**WRITTEN TASK:**
Pictures don't belong in the copy; print all the records exactly.

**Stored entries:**
----------------------------------------

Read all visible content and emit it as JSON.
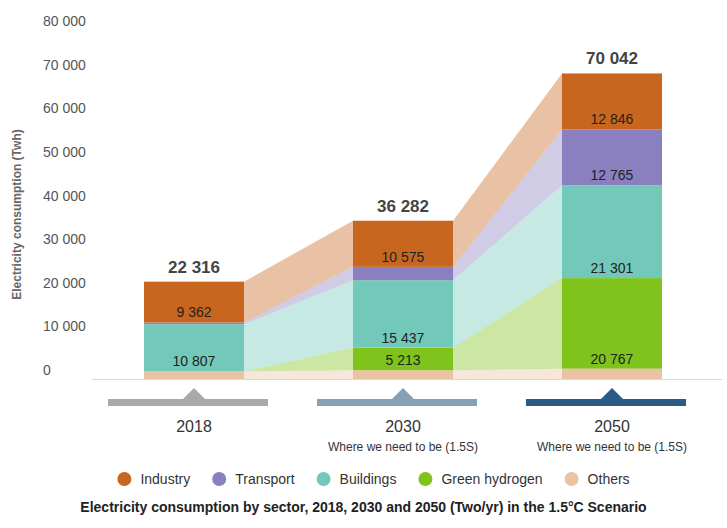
{
  "chart_data": {
    "type": "bar",
    "stacked": true,
    "data_labels": true,
    "legend": "bottom",
    "grid": false,
    "title": "Electricity consumption by sector, 2018, 2030 and 2050 (Two/yr) in the 1.5°C Scenario",
    "y_label": "Electricity consumption (Twh)",
    "categories": [
      "2018",
      "2030",
      "2050"
    ],
    "annotations": [
      {
        "x": "2030",
        "text": "Where we need to be (1.5S)"
      },
      {
        "x": "2050",
        "text": "Where we need to be (1.5S)"
      }
    ],
    "series": [
      {
        "name": "Industry",
        "color": "#c8661f",
        "values": [
          9362,
          10575,
          12846
        ],
        "value_labels": [
          "9 362",
          "10 575",
          "12 846"
        ]
      },
      {
        "name": "Transport",
        "color": "#8a80c0",
        "values": [
          400,
          3057,
          12765
        ],
        "value_labels": [
          null,
          null,
          "12 765"
        ]
      },
      {
        "name": "Buildings",
        "color": "#72c9b9",
        "values": [
          10807,
          15437,
          21301
        ],
        "value_labels": [
          "10 807",
          "15 437",
          "21 301"
        ]
      },
      {
        "name": "Green hydrogen",
        "color": "#7fc31c",
        "values": [
          0,
          5213,
          20767
        ],
        "value_labels": [
          null,
          "5 213",
          "20 767"
        ]
      },
      {
        "name": "Others",
        "color": "#e9c3a2",
        "values": [
          1747,
          2000,
          2363
        ]
      }
    ],
    "totals": [
      22316,
      36282,
      70042
    ],
    "total_labels": [
      "22 316",
      "36 282",
      "70 042"
    ],
    "ylim": [
      0,
      80000
    ],
    "yticks": [
      0,
      {
        "value": 10000,
        "label": "10 000"
      },
      {
        "value": 20000,
        "label": "20 000"
      },
      {
        "value": 30000,
        "label": "30 000"
      },
      {
        "value": 40000,
        "label": "40 000"
      },
      {
        "value": 50000,
        "label": "50 000"
      },
      {
        "value": 60000,
        "label": "60 000"
      },
      {
        "value": 70000,
        "label": "70 000"
      },
      {
        "value": 80000,
        "label": "80 000"
      }
    ]
  }
}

----------------------------------------

**IN RESPONSE:**
Read all visible content and emit it as JSON.
{
  "chart_data": {
    "type": "bar",
    "stacked": true,
    "data_labels": true,
    "legend": "bottom",
    "grid": false,
    "title": "Electricity consumption by sector, 2018, 2030 and 2050 (Two/yr) in the 1.5°C Scenario",
    "y_label": "Electricity consumption (Twh)",
    "categories": [
      "2018",
      "2030",
      "2050"
    ],
    "annotations": [
      {
        "x": "2030",
        "text": "Where we need to be (1.5S)"
      },
      {
        "x": "2050",
        "text": "Where we need to be (1.5S)"
      }
    ],
    "series": [
      {
        "name": "Industry",
        "color": "#c8661f",
        "values": [
          9362,
          10575,
          12846
        ],
        "value_labels": [
          "9 362",
          "10 575",
          "12 846"
        ]
      },
      {
        "name": "Transport",
        "color": "#8a80c0",
        "values": [
          400,
          3057,
          12765
        ],
        "value_labels": [
          null,
          null,
          "12 765"
        ]
      },
      {
        "name": "Buildings",
        "color": "#72c9b9",
        "values": [
          10807,
          15437,
          21301
        ],
        "value_labels": [
          "10 807",
          "15 437",
          "21 301"
        ]
      },
      {
        "name": "Green hydrogen",
        "color": "#7fc31c",
        "values": [
          0,
          5213,
          20767
        ],
        "value_labels": [
          null,
          "5 213",
          "20 767"
        ]
      },
      {
        "name": "Others",
        "color": "#e9c3a2",
        "values": [
          1747,
          2000,
          2363
        ]
      }
    ],
    "totals": [
      22316,
      36282,
      70042
    ],
    "total_labels": [
      "22 316",
      "36 282",
      "70 042"
    ],
    "ylim": [
      0,
      80000
    ],
    "yticks": [
      0,
      {
        "value": 10000,
        "label": "10 000"
      },
      {
        "value": 20000,
        "label": "20 000"
      },
      {
        "value": 30000,
        "label": "30 000"
      },
      {
        "value": 40000,
        "label": "40 000"
      },
      {
        "value": 50000,
        "label": "50 000"
      },
      {
        "value": 60000,
        "label": "60 000"
      },
      {
        "value": 70000,
        "label": "70 000"
      },
      {
        "value": 80000,
        "label": "80 000"
      }
    ]
  }
}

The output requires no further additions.